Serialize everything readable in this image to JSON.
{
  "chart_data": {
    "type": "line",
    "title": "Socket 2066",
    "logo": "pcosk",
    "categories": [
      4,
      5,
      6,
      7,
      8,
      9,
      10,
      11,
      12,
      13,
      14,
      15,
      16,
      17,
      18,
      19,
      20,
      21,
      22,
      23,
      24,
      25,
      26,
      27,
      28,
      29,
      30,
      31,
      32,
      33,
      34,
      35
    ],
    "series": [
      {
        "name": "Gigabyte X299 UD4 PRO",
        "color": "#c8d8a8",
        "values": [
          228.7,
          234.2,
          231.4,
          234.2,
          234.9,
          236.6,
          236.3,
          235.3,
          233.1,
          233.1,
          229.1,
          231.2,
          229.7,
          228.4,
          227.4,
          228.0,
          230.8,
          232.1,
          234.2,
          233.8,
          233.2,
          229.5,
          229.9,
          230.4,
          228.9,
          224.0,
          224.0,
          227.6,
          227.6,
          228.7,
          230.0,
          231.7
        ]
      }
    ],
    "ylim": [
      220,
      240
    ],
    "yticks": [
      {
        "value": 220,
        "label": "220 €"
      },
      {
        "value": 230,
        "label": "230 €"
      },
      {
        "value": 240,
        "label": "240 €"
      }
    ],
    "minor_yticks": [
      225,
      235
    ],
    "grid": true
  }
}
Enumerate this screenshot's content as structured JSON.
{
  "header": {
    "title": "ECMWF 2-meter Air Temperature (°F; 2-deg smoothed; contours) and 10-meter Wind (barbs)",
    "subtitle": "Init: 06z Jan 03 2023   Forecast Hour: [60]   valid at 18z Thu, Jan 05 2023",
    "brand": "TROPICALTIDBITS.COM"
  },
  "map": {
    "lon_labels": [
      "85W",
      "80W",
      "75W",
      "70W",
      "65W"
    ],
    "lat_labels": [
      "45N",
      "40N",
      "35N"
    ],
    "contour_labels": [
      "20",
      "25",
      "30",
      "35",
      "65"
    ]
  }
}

DO THIS ::
Extract the complete listing above, reproducing each line exactly.

COMPLETE OUTPUT ::
Serialize everything readable in this image to JSON.
{
  "chart_data": {
    "type": "line",
    "title": "Socket 2066",
    "logo": "pcosk",
    "categories": [
      4,
      5,
      6,
      7,
      8,
      9,
      10,
      11,
      12,
      13,
      14,
      15,
      16,
      17,
      18,
      19,
      20,
      21,
      22,
      23,
      24,
      25,
      26,
      27,
      28,
      29,
      30,
      31,
      32,
      33,
      34,
      35
    ],
    "series": [
      {
        "name": "Gigabyte X299 UD4 PRO",
        "color": "#c8d8a8",
        "values": [
          228.7,
          234.2,
          231.4,
          234.2,
          234.9,
          236.6,
          236.3,
          235.3,
          233.1,
          233.1,
          229.1,
          231.2,
          229.7,
          228.4,
          227.4,
          228.0,
          230.8,
          232.1,
          234.2,
          233.8,
          233.2,
          229.5,
          229.9,
          230.4,
          228.9,
          224.0,
          224.0,
          227.6,
          227.6,
          228.7,
          230.0,
          231.7
        ]
      }
    ],
    "ylim": [
      220,
      240
    ],
    "yticks": [
      {
        "value": 220,
        "label": "220 €"
      },
      {
        "value": 230,
        "label": "230 €"
      },
      {
        "value": 240,
        "label": "240 €"
      }
    ],
    "minor_yticks": [
      225,
      235
    ],
    "grid": true
  }
}
Enumerate this screenshot's content as structured JSON.
{
  "header": {
    "title": "ECMWF 2-meter Air Temperature (°F; 2-deg smoothed; contours) and 10-meter Wind (barbs)",
    "subtitle": "Init: 06z Jan 03 2023   Forecast Hour: [60]   valid at 18z Thu, Jan 05 2023",
    "brand": "TROPICALTIDBITS.COM"
  },
  "map": {
    "lon_labels": [
      "85W",
      "80W",
      "75W",
      "70W",
      "65W"
    ],
    "lat_labels": [
      "45N",
      "40N",
      "35N"
    ],
    "contour_labels": [
      "20",
      "25",
      "30",
      "35",
      "65"
    ]
  }
}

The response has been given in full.